▶ Your objective
Transcribe all of the material exactly.

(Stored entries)
━━━━━━━━━━━━━━━━━━━━

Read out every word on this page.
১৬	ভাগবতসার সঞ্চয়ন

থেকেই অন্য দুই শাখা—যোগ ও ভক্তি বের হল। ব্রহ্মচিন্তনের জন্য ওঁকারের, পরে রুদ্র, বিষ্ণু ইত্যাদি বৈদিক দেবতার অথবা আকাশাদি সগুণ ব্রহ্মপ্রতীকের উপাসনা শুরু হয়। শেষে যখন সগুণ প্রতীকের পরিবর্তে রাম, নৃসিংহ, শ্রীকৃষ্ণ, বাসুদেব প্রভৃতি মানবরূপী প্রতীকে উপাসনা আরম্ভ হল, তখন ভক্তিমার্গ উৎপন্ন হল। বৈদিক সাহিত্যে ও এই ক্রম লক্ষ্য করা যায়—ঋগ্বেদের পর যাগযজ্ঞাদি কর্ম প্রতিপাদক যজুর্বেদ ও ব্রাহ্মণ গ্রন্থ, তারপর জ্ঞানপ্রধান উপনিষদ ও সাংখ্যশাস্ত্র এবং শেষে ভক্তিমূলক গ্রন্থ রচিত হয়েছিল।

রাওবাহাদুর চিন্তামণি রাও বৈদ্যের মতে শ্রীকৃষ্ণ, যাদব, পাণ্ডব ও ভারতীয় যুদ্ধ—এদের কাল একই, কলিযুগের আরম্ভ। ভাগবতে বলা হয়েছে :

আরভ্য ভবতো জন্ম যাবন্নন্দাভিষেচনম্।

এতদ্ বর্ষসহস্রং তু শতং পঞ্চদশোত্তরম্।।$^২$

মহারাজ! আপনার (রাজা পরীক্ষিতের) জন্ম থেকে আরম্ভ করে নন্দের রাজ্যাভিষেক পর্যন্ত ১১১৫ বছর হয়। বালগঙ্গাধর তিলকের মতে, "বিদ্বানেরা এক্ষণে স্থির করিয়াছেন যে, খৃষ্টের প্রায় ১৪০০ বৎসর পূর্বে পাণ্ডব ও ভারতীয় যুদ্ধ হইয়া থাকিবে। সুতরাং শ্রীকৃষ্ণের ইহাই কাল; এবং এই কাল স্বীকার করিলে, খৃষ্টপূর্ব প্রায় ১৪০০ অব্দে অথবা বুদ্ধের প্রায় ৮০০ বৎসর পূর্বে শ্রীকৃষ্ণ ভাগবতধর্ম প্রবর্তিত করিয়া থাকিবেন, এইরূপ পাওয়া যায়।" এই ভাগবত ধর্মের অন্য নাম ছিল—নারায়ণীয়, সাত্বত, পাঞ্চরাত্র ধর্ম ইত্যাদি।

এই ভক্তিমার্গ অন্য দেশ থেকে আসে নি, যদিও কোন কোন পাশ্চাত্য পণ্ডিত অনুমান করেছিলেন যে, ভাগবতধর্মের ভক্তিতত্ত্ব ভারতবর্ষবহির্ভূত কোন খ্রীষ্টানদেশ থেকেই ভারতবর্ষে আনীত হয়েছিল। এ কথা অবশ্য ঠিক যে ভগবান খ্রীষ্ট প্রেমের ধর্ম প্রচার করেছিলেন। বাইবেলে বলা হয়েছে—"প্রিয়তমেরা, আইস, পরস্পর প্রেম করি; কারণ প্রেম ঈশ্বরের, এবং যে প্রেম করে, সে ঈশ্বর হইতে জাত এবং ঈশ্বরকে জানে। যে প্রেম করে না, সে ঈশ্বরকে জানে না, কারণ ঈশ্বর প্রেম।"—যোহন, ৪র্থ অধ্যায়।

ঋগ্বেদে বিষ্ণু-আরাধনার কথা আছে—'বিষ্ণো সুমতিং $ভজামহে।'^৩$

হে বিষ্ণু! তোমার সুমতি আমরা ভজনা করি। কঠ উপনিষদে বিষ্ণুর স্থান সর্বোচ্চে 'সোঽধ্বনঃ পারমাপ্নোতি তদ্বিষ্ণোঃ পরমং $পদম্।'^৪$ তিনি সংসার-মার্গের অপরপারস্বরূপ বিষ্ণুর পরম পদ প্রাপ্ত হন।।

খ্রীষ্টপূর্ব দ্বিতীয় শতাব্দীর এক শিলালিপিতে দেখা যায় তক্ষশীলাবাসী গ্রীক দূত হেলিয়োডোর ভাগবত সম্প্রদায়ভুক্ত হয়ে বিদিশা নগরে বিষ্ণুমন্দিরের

━━━━━━━━━━━━━━━━━━━━

▶ Expected answer
Read out every word on this page.
১৬	ভাগবতসার সঞ্চয়ন

থেকেই অন্য দুই শাখা—যোগ ও ভক্তি বের হল। ব্রহ্মচিন্তনের জন্য ওঁকারের, পরে রুদ্র, বিষ্ণু ইত্যাদি বৈদিক দেবতার অথবা আকাশাদি সগুণ ব্রহ্মপ্রতীকের উপাসনা শুরু হয়। শেষে যখন সগুণ প্রতীকের পরিবর্তে রাম, নৃসিংহ, শ্রীকৃষ্ণ, বাসুদেব প্রভৃতি মানবরূপী প্রতীকে উপাসনা আরম্ভ হল, তখন ভক্তিমার্গ উৎপন্ন হল। বৈদিক সাহিত্যে ও এই ক্রম লক্ষ্য করা যায়—ঋগ্বেদের পর যাগযজ্ঞাদি কর্ম প্রতিপাদক যজুর্বেদ ও ব্রাহ্মণ গ্রন্থ, তারপর জ্ঞানপ্রধান উপনিষদ ও সাংখ্যশাস্ত্র এবং শেষে ভক্তিমূলক গ্রন্থ রচিত হয়েছিল।

রাওবাহাদুর চিন্তামণি রাও বৈদ্যের মতে শ্রীকৃষ্ণ, যাদব, পাণ্ডব ও ভারতীয় যুদ্ধ—এদের কাল একই, কলিযুগের আরম্ভ। ভাগবতে বলা হয়েছে :

আরভ্য ভবতো জন্ম যাবন্নন্দাভিষেচনম্।

এতদ্ বর্ষসহস্রং তু শতং পঞ্চদশোত্তরম্।।$^২$

মহারাজ! আপনার (রাজা পরীক্ষিতের) জন্ম থেকে আরম্ভ করে নন্দের রাজ্যাভিষেক পর্যন্ত ১১১৫ বছর হয়। বালগঙ্গাধর তিলকের মতে, "বিদ্বানেরা এক্ষণে স্থির করিয়াছেন যে, খৃষ্টের প্রায় ১৪০০ বৎসর পূর্বে পাণ্ডব ও ভারতীয় যুদ্ধ হইয়া থাকিবে। সুতরাং শ্রীকৃষ্ণের ইহাই কাল; এবং এই কাল স্বীকার করিলে, খৃষ্টপূর্ব প্রায় ১৪০০ অব্দে অথবা বুদ্ধের প্রায় ৮০০ বৎসর পূর্বে শ্রীকৃষ্ণ ভাগবতধর্ম প্রবর্তিত করিয়া থাকিবেন, এইরূপ পাওয়া যায়।" এই ভাগবত ধর্মের অন্য নাম ছিল—নারায়ণীয়, সাত্বত, পাঞ্চরাত্র ধর্ম ইত্যাদি।

এই ভক্তিমার্গ অন্য দেশ থেকে আসে নি, যদিও কোন কোন পাশ্চাত্য পণ্ডিত অনুমান করেছিলেন যে, ভাগবতধর্মের ভক্তিতত্ত্ব ভারতবর্ষবহির্ভূত কোন খ্রীষ্টানদেশ থেকেই ভারতবর্ষে আনীত হয়েছিল। এ কথা অবশ্য ঠিক যে ভগবান খ্রীষ্ট প্রেমের ধর্ম প্রচার করেছিলেন। বাইবেলে বলা হয়েছে—"প্রিয়তমেরা, আইস, পরস্পর প্রেম করি; কারণ প্রেম ঈশ্বরের, এবং যে প্রেম করে, সে ঈশ্বর হইতে জাত এবং ঈশ্বরকে জানে। যে প্রেম করে না, সে ঈশ্বরকে জানে না, কারণ ঈশ্বর প্রেম।"—যোহন, ৪র্থ অধ্যায়।

ঋগ্বেদে বিষ্ণু-আরাধনার কথা আছে—'বিষ্ণো সুমতিং $ভজামহে।'^৩$

হে বিষ্ণু! তোমার সুমতি আমরা ভজনা করি। কঠ উপনিষদে বিষ্ণুর স্থান সর্বোচ্চে 'সোঽধ্বনঃ পারমাপ্নোতি তদ্বিষ্ণোঃ পরমং $পদম্।'^৪$ তিনি সংসার-মার্গের অপরপারস্বরূপ বিষ্ণুর পরম পদ প্রাপ্ত হন।।

খ্রীষ্টপূর্ব দ্বিতীয় শতাব্দীর এক শিলালিপিতে দেখা যায় তক্ষশীলাবাসী গ্রীক দূত হেলিয়োডোর ভাগবত সম্প্রদায়ভুক্ত হয়ে বিদিশা নগরে বিষ্ণুমন্দিরের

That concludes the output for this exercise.